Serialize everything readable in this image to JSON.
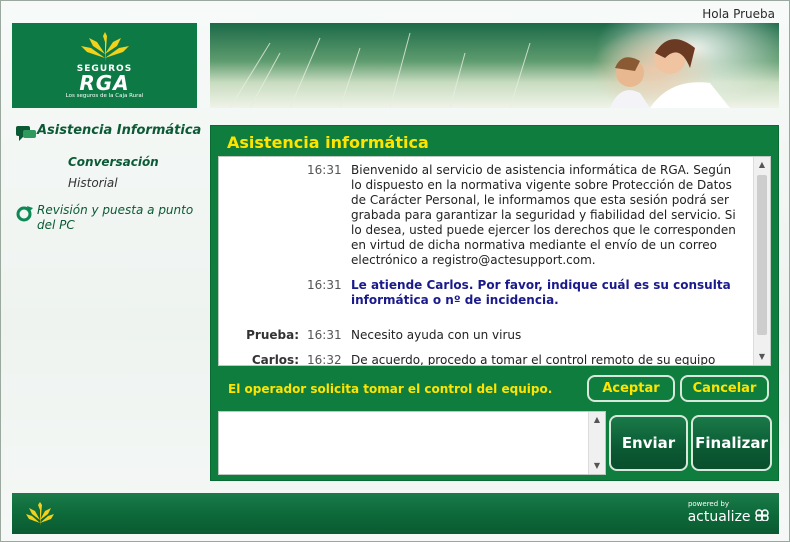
{
  "header": {
    "greeting": "Hola Prueba",
    "logo": {
      "sub": "SEGUROS",
      "main": "RGA",
      "tagline": "Los seguros de la Caja Rural"
    }
  },
  "sidebar": {
    "section_label": "Asistencia Informática",
    "sub_items": [
      {
        "label": "Conversación",
        "active": true
      },
      {
        "label": "Historial",
        "active": false
      }
    ],
    "second_label": "Revisión y puesta a punto del PC"
  },
  "panel": {
    "title": "Asistencia informática",
    "messages": [
      {
        "who": "",
        "time": "16:31",
        "text": "Bienvenido al servicio de asistencia informática de RGA. Según lo dispuesto en la normativa vigente sobre Protección de Datos de Carácter Personal, le informamos que esta sesión podrá ser grabada para garantizar la seguridad y fiabilidad del servicio. Si lo desea, usted puede ejercer los derechos que le corresponden en virtud de dicha normativa mediante el envío de un correo electrónico a registro@actesupport.com.",
        "bold": false
      },
      {
        "who": "",
        "time": "16:31",
        "text": "Le atiende Carlos. Por favor, indique cuál es su consulta informática o nº de incidencia.",
        "bold": true
      },
      {
        "who": "Prueba:",
        "time": "16:31",
        "text": "Necesito ayuda con un virus",
        "bold": false
      },
      {
        "who": "Carlos:",
        "time": "16:32",
        "text": "De acuerdo, procedo a tomar el control remoto de su equipo",
        "bold": false
      }
    ],
    "notice": "El operador solicita tomar el control del equipo.",
    "accept_label": "Aceptar",
    "cancel_label": "Cancelar",
    "input_value": "",
    "send_label": "Enviar",
    "end_label": "Finalizar"
  },
  "footer": {
    "powered": "powered by",
    "brand": "actualize"
  },
  "colors": {
    "brand_green": "#0f7d3e",
    "accent_yellow": "#ffe400",
    "message_blue": "#1a1a8c"
  }
}
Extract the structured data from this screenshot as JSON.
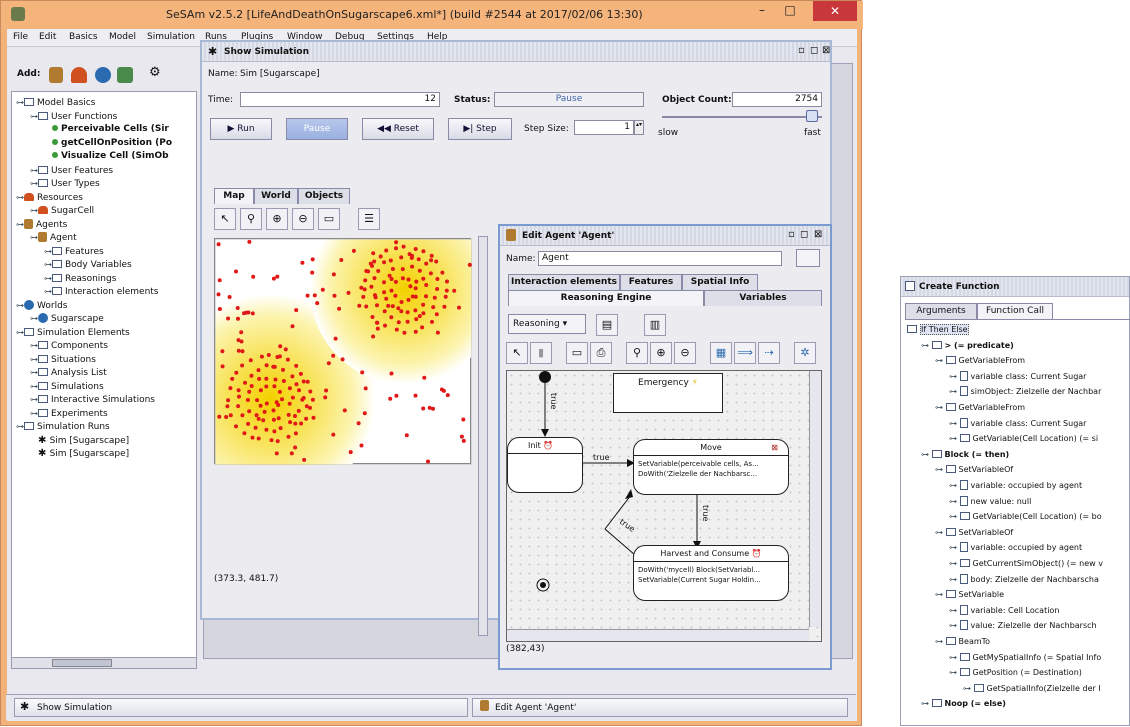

====

## About this task
A verbatim copy of the data, pictures removed, is the expected result.

## Written response
Serialize everything readable in this image to JSON.
{
  "header": {
    "greeting": "Hola Prueba",
    "logo": {
      "sub": "SEGUROS",
      "main": "RGA",
      "tagline": "Los seguros de la Caja Rural"
    }
  },
  "sidebar": {
    "section_label": "Asistencia Informática",
    "sub_items": [
      {
        "label": "Conversación",
        "active": true
      },
      {
        "label": "Historial",
        "active": false
      }
    ],
    "second_label": "Revisión y puesta a punto del PC"
  },
  "panel": {
    "title": "Asistencia informática",
    "messages": [
      {
        "who": "",
        "time": "16:31",
        "text": "Bienvenido al servicio de asistencia informática de RGA. Según lo dispuesto en la normativa vigente sobre Protección de Datos de Carácter Personal, le informamos que esta sesión podrá ser grabada para garantizar la seguridad y fiabilidad del servicio. Si lo desea, usted puede ejercer los derechos que le corresponden en virtud de dicha normativa mediante el envío de un correo electrónico a registro@actesupport.com.",
        "bold": false
      },
      {
        "who": "",
        "time": "16:31",
        "text": "Le atiende Carlos. Por favor, indique cuál es su consulta informática o nº de incidencia.",
        "bold": true
      },
      {
        "who": "Prueba:",
        "time": "16:31",
        "text": "Necesito ayuda con un virus",
        "bold": false
      },
      {
        "who": "Carlos:",
        "time": "16:32",
        "text": "De acuerdo, procedo a tomar el control remoto de su equipo",
        "bold": false
      }
    ],
    "notice": "El operador solicita tomar el control del equipo.",
    "accept_label": "Aceptar",
    "cancel_label": "Cancelar",
    "input_value": "",
    "send_label": "Enviar",
    "end_label": "Finalizar"
  },
  "footer": {
    "powered": "powered by",
    "brand": "actualize"
  },
  "colors": {
    "brand_green": "#0f7d3e",
    "accent_yellow": "#ffe400",
    "message_blue": "#1a1a8c"
  }
}
Extract the structured data from this screenshot as JSON.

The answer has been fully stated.